Material to process
• • • • •
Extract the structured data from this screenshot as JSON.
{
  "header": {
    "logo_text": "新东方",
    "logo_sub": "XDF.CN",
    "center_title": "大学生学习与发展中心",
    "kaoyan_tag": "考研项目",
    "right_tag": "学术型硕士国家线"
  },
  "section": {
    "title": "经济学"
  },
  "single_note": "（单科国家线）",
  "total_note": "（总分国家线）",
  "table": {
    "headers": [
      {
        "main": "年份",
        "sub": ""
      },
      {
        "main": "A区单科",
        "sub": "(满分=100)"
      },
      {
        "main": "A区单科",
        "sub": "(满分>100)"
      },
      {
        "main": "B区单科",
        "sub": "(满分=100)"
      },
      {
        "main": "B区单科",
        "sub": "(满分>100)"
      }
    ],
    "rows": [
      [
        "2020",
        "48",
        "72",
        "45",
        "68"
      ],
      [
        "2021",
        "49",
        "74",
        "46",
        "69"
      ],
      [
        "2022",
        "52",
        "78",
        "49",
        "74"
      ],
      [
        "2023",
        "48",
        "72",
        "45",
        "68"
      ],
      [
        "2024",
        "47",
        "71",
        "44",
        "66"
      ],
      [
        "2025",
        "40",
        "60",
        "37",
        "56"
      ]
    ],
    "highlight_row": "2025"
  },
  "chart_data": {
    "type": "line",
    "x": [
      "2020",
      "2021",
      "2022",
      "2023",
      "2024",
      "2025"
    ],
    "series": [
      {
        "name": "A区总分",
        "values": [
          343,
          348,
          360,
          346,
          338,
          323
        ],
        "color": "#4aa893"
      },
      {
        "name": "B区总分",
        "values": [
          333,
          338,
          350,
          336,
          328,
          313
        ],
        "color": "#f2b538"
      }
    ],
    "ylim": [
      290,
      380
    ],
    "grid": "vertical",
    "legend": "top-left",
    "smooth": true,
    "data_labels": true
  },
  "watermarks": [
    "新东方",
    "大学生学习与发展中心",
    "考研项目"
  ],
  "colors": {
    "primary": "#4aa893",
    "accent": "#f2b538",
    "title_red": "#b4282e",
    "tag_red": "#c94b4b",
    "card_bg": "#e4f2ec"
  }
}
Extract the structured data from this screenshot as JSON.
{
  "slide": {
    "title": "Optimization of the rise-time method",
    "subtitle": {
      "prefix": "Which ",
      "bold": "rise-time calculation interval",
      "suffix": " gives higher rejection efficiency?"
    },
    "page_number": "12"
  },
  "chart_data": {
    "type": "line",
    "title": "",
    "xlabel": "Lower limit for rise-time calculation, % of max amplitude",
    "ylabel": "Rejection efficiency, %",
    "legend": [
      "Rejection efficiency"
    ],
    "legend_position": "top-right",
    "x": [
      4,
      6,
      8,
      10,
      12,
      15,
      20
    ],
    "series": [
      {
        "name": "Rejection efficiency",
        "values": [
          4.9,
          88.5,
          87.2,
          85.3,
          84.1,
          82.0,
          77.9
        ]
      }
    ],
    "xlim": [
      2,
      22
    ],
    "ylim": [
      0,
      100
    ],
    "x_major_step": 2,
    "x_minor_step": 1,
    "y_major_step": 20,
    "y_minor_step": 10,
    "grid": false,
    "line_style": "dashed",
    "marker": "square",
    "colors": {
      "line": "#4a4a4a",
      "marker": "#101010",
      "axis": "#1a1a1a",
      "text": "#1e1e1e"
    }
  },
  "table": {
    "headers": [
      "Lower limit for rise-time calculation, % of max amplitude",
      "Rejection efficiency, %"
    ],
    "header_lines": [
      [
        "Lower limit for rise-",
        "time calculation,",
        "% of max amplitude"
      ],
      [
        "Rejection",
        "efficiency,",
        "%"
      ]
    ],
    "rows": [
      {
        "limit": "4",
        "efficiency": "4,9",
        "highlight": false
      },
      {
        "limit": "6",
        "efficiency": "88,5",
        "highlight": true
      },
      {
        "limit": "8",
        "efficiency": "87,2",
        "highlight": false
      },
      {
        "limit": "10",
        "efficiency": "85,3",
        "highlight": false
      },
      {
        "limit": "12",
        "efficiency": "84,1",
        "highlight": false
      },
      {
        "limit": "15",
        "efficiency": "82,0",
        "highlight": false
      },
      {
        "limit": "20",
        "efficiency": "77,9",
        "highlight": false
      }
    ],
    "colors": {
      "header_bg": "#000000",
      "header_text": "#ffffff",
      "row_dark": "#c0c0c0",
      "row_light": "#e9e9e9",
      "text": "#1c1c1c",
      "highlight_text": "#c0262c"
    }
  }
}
• • • • •
Problem requirements
Repeat the whole listing exactly, keeping every line intact.

Full output
Extract the structured data from this screenshot as JSON.
{
  "header": {
    "logo_text": "新东方",
    "logo_sub": "XDF.CN",
    "center_title": "大学生学习与发展中心",
    "kaoyan_tag": "考研项目",
    "right_tag": "学术型硕士国家线"
  },
  "section": {
    "title": "经济学"
  },
  "single_note": "（单科国家线）",
  "total_note": "（总分国家线）",
  "table": {
    "headers": [
      {
        "main": "年份",
        "sub": ""
      },
      {
        "main": "A区单科",
        "sub": "(满分=100)"
      },
      {
        "main": "A区单科",
        "sub": "(满分>100)"
      },
      {
        "main": "B区单科",
        "sub": "(满分=100)"
      },
      {
        "main": "B区单科",
        "sub": "(满分>100)"
      }
    ],
    "rows": [
      [
        "2020",
        "48",
        "72",
        "45",
        "68"
      ],
      [
        "2021",
        "49",
        "74",
        "46",
        "69"
      ],
      [
        "2022",
        "52",
        "78",
        "49",
        "74"
      ],
      [
        "2023",
        "48",
        "72",
        "45",
        "68"
      ],
      [
        "2024",
        "47",
        "71",
        "44",
        "66"
      ],
      [
        "2025",
        "40",
        "60",
        "37",
        "56"
      ]
    ],
    "highlight_row": "2025"
  },
  "chart_data": {
    "type": "line",
    "x": [
      "2020",
      "2021",
      "2022",
      "2023",
      "2024",
      "2025"
    ],
    "series": [
      {
        "name": "A区总分",
        "values": [
          343,
          348,
          360,
          346,
          338,
          323
        ],
        "color": "#4aa893"
      },
      {
        "name": "B区总分",
        "values": [
          333,
          338,
          350,
          336,
          328,
          313
        ],
        "color": "#f2b538"
      }
    ],
    "ylim": [
      290,
      380
    ],
    "grid": "vertical",
    "legend": "top-left",
    "smooth": true,
    "data_labels": true
  },
  "watermarks": [
    "新东方",
    "大学生学习与发展中心",
    "考研项目"
  ],
  "colors": {
    "primary": "#4aa893",
    "accent": "#f2b538",
    "title_red": "#b4282e",
    "tag_red": "#c94b4b",
    "card_bg": "#e4f2ec"
  }
}
Extract the structured data from this screenshot as JSON.
{
  "slide": {
    "title": "Optimization of the rise-time method",
    "subtitle": {
      "prefix": "Which ",
      "bold": "rise-time calculation interval",
      "suffix": " gives higher rejection efficiency?"
    },
    "page_number": "12"
  },
  "chart_data": {
    "type": "line",
    "title": "",
    "xlabel": "Lower limit for rise-time calculation, % of max amplitude",
    "ylabel": "Rejection efficiency, %",
    "legend": [
      "Rejection efficiency"
    ],
    "legend_position": "top-right",
    "x": [
      4,
      6,
      8,
      10,
      12,
      15,
      20
    ],
    "series": [
      {
        "name": "Rejection efficiency",
        "values": [
          4.9,
          88.5,
          87.2,
          85.3,
          84.1,
          82.0,
          77.9
        ]
      }
    ],
    "xlim": [
      2,
      22
    ],
    "ylim": [
      0,
      100
    ],
    "x_major_step": 2,
    "x_minor_step": 1,
    "y_major_step": 20,
    "y_minor_step": 10,
    "grid": false,
    "line_style": "dashed",
    "marker": "square",
    "colors": {
      "line": "#4a4a4a",
      "marker": "#101010",
      "axis": "#1a1a1a",
      "text": "#1e1e1e"
    }
  },
  "table": {
    "headers": [
      "Lower limit for rise-time calculation, % of max amplitude",
      "Rejection efficiency, %"
    ],
    "header_lines": [
      [
        "Lower limit for rise-",
        "time calculation,",
        "% of max amplitude"
      ],
      [
        "Rejection",
        "efficiency,",
        "%"
      ]
    ],
    "rows": [
      {
        "limit": "4",
        "efficiency": "4,9",
        "highlight": false
      },
      {
        "limit": "6",
        "efficiency": "88,5",
        "highlight": true
      },
      {
        "limit": "8",
        "efficiency": "87,2",
        "highlight": false
      },
      {
        "limit": "10",
        "efficiency": "85,3",
        "highlight": false
      },
      {
        "limit": "12",
        "efficiency": "84,1",
        "highlight": false
      },
      {
        "limit": "15",
        "efficiency": "82,0",
        "highlight": false
      },
      {
        "limit": "20",
        "efficiency": "77,9",
        "highlight": false
      }
    ],
    "colors": {
      "header_bg": "#000000",
      "header_text": "#ffffff",
      "row_dark": "#c0c0c0",
      "row_light": "#e9e9e9",
      "text": "#1c1c1c",
      "highlight_text": "#c0262c"
    }
  }
}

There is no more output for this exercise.